- [Collected data]
[START]
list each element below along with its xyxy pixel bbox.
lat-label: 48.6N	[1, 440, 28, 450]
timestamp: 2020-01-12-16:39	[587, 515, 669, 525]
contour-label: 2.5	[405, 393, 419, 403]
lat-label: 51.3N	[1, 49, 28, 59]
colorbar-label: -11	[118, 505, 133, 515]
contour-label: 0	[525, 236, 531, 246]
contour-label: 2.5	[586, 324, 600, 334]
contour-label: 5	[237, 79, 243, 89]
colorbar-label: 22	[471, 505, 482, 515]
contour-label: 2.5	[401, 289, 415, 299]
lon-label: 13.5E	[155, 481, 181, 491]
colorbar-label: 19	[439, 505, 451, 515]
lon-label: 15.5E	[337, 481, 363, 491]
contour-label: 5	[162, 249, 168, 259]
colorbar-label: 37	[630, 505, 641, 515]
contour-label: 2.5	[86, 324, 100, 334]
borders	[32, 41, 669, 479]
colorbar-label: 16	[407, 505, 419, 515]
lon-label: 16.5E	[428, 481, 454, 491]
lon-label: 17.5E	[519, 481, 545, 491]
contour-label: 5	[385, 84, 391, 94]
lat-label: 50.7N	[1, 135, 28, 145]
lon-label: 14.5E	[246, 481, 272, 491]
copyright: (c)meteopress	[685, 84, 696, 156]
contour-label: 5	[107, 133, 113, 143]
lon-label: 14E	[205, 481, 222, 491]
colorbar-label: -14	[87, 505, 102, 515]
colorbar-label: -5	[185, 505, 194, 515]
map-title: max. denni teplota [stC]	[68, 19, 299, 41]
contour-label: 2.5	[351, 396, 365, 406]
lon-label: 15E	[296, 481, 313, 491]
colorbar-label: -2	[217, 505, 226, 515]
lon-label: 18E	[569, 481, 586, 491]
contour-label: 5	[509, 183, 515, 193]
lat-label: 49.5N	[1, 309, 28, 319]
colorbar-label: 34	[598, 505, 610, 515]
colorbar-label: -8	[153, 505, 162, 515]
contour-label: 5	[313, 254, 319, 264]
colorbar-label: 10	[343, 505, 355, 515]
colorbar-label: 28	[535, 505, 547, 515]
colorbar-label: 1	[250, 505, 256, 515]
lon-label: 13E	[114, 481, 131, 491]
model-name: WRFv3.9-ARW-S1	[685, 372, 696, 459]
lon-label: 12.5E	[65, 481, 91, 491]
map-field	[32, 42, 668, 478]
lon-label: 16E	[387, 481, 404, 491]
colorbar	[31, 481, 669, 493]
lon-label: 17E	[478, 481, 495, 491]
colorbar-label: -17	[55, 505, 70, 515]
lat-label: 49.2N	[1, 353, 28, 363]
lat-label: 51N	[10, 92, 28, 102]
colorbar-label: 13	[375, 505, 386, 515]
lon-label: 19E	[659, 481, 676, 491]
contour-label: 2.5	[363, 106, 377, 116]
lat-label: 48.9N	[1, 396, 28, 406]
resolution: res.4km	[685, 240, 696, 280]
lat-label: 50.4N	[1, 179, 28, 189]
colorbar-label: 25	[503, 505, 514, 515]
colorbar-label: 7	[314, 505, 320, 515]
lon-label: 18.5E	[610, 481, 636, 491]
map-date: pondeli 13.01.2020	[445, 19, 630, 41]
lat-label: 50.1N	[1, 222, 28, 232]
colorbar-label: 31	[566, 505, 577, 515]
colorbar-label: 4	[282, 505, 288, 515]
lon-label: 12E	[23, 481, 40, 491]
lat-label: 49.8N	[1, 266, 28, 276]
[END]
- [Your goal] Reproduce the records verbatim, from the first line through the line containing "236, 531, 246]", including both of those lines.

- [Result below]
list each element below along with its xyxy pixel bbox.
lat-label: 48.6N	[1, 440, 28, 450]
timestamp: 2020-01-12-16:39	[587, 515, 669, 525]
contour-label: 2.5	[405, 393, 419, 403]
lat-label: 51.3N	[1, 49, 28, 59]
colorbar-label: -11	[118, 505, 133, 515]
contour-label: 0	[525, 236, 531, 246]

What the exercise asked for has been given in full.